## Given instruction
Transcribe each record exactly. Include every one.

>> Start Stored data

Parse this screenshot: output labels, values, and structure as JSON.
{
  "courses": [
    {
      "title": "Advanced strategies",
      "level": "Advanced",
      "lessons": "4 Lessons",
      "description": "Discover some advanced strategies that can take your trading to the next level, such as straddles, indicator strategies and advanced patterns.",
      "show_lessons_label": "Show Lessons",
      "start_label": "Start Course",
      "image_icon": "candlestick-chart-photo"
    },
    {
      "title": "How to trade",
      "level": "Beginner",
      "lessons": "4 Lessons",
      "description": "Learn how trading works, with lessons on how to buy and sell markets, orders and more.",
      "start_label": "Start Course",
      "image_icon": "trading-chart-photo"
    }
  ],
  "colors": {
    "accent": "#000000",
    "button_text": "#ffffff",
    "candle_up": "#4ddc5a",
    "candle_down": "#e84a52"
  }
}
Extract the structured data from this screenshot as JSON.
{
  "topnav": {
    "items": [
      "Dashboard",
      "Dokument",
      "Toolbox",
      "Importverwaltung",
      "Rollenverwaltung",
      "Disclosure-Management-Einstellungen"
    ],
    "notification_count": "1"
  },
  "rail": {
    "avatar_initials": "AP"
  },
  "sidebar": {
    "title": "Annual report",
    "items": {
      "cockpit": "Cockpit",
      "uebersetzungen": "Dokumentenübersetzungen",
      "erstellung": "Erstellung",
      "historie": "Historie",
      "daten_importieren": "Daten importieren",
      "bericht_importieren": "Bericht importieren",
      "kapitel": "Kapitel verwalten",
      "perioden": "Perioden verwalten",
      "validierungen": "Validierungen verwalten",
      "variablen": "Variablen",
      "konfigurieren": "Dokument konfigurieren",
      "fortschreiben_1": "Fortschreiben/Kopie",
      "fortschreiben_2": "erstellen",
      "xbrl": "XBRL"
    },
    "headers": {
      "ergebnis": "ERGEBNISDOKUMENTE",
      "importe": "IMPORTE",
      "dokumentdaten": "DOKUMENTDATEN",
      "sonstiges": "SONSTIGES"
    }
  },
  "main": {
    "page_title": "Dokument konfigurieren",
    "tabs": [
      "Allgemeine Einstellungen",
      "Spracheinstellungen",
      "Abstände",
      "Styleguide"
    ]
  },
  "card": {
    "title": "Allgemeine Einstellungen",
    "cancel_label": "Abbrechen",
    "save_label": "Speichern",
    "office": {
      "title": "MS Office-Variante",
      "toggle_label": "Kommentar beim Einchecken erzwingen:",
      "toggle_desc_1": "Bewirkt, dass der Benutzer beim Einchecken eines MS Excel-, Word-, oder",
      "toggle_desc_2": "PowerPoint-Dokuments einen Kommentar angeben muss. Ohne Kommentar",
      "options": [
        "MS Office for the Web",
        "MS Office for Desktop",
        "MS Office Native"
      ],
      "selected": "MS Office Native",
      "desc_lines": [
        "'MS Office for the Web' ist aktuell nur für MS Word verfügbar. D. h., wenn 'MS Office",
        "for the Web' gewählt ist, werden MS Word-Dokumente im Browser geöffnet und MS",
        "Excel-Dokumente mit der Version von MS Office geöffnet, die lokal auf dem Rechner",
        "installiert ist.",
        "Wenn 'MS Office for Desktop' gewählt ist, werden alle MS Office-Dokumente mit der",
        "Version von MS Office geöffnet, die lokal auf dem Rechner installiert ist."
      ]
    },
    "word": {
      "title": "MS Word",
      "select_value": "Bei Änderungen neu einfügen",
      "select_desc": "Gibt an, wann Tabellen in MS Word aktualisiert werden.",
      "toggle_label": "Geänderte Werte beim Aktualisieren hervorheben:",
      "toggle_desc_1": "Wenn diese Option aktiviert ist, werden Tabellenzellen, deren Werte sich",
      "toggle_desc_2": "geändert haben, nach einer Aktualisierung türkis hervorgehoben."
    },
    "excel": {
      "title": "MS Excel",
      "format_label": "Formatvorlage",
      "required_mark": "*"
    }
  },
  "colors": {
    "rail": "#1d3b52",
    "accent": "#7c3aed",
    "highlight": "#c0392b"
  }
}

>> End Stored data

## The response
Parse this screenshot: output labels, values, and structure as JSON.
{
  "courses": [
    {
      "title": "Advanced strategies",
      "level": "Advanced",
      "lessons": "4 Lessons",
      "description": "Discover some advanced strategies that can take your trading to the next level, such as straddles, indicator strategies and advanced patterns.",
      "show_lessons_label": "Show Lessons",
      "start_label": "Start Course",
      "image_icon": "candlestick-chart-photo"
    },
    {
      "title": "How to trade",
      "level": "Beginner",
      "lessons": "4 Lessons",
      "description": "Learn how trading works, with lessons on how to buy and sell markets, orders and more.",
      "start_label": "Start Course",
      "image_icon": "trading-chart-photo"
    }
  ],
  "colors": {
    "accent": "#000000",
    "button_text": "#ffffff",
    "candle_up": "#4ddc5a",
    "candle_down": "#e84a52"
  }
}
Extract the structured data from this screenshot as JSON.
{
  "topnav": {
    "items": [
      "Dashboard",
      "Dokument",
      "Toolbox",
      "Importverwaltung",
      "Rollenverwaltung",
      "Disclosure-Management-Einstellungen"
    ],
    "notification_count": "1"
  },
  "rail": {
    "avatar_initials": "AP"
  },
  "sidebar": {
    "title": "Annual report",
    "items": {
      "cockpit": "Cockpit",
      "uebersetzungen": "Dokumentenübersetzungen",
      "erstellung": "Erstellung",
      "historie": "Historie",
      "daten_importieren": "Daten importieren",
      "bericht_importieren": "Bericht importieren",
      "kapitel": "Kapitel verwalten",
      "perioden": "Perioden verwalten",
      "validierungen": "Validierungen verwalten",
      "variablen": "Variablen",
      "konfigurieren": "Dokument konfigurieren",
      "fortschreiben_1": "Fortschreiben/Kopie",
      "fortschreiben_2": "erstellen",
      "xbrl": "XBRL"
    },
    "headers": {
      "ergebnis": "ERGEBNISDOKUMENTE",
      "importe": "IMPORTE",
      "dokumentdaten": "DOKUMENTDATEN",
      "sonstiges": "SONSTIGES"
    }
  },
  "main": {
    "page_title": "Dokument konfigurieren",
    "tabs": [
      "Allgemeine Einstellungen",
      "Spracheinstellungen",
      "Abstände",
      "Styleguide"
    ]
  },
  "card": {
    "title": "Allgemeine Einstellungen",
    "cancel_label": "Abbrechen",
    "save_label": "Speichern",
    "office": {
      "title": "MS Office-Variante",
      "toggle_label": "Kommentar beim Einchecken erzwingen:",
      "toggle_desc_1": "Bewirkt, dass der Benutzer beim Einchecken eines MS Excel-, Word-, oder",
      "toggle_desc_2": "PowerPoint-Dokuments einen Kommentar angeben muss. Ohne Kommentar",
      "options": [
        "MS Office for the Web",
        "MS Office for Desktop",
        "MS Office Native"
      ],
      "selected": "MS Office Native",
      "desc_lines": [
        "'MS Office for the Web' ist aktuell nur für MS Word verfügbar. D. h., wenn 'MS Office",
        "for the Web' gewählt ist, werden MS Word-Dokumente im Browser geöffnet und MS",
        "Excel-Dokumente mit der Version von MS Office geöffnet, die lokal auf dem Rechner",
        "installiert ist.",
        "Wenn 'MS Office for Desktop' gewählt ist, werden alle MS Office-Dokumente mit der",
        "Version von MS Office geöffnet, die lokal auf dem Rechner installiert ist."
      ]
    },
    "word": {
      "title": "MS Word",
      "select_value": "Bei Änderungen neu einfügen",
      "select_desc": "Gibt an, wann Tabellen in MS Word aktualisiert werden.",
      "toggle_label": "Geänderte Werte beim Aktualisieren hervorheben:",
      "toggle_desc_1": "Wenn diese Option aktiviert ist, werden Tabellenzellen, deren Werte sich",
      "toggle_desc_2": "geändert haben, nach einer Aktualisierung türkis hervorgehoben."
    },
    "excel": {
      "title": "MS Excel",
      "format_label": "Formatvorlage",
      "required_mark": "*"
    }
  },
  "colors": {
    "rail": "#1d3b52",
    "accent": "#7c3aed",
    "highlight": "#c0392b"
  }
}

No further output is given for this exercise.